**GIVEN PROBLEM:** Copy every line of the data exactly, leaving nothing out.

Items from a dataset
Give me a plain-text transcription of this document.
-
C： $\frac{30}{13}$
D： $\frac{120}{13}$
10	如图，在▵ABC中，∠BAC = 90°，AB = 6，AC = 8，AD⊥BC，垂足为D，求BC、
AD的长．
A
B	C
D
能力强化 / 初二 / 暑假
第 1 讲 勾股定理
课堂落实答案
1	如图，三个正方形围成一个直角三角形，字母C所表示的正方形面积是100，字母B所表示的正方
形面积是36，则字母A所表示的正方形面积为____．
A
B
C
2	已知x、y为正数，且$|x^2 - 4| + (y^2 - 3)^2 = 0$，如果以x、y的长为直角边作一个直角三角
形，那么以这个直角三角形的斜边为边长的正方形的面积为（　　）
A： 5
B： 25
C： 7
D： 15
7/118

**FINISHED EXERCISE:**
Give me a plain-text transcription of this document.
-
C： $\frac{30}{13}$
D： $\frac{120}{13}$
10	如图，在▵ABC中，∠BAC = 90°，AB = 6，AC = 8，AD⊥BC，垂足为D，求BC、
AD的长．
A
B	C
D
能力强化 / 初二 / 暑假
第 1 讲 勾股定理
课堂落实答案
1	如图，三个正方形围成一个直角三角形，字母C所表示的正方形面积是100，字母B所表示的正方
形面积是36，则字母A所表示的正方形面积为____．
A
B
C
2	已知x、y为正数，且$|x^2 - 4| + (y^2 - 3)^2 = 0$，如果以x、y的长为直角边作一个直角三角
形，那么以这个直角三角形的斜边为边长的正方形的面积为（　　）
A： 5
B： 25
C： 7
D： 15
7/118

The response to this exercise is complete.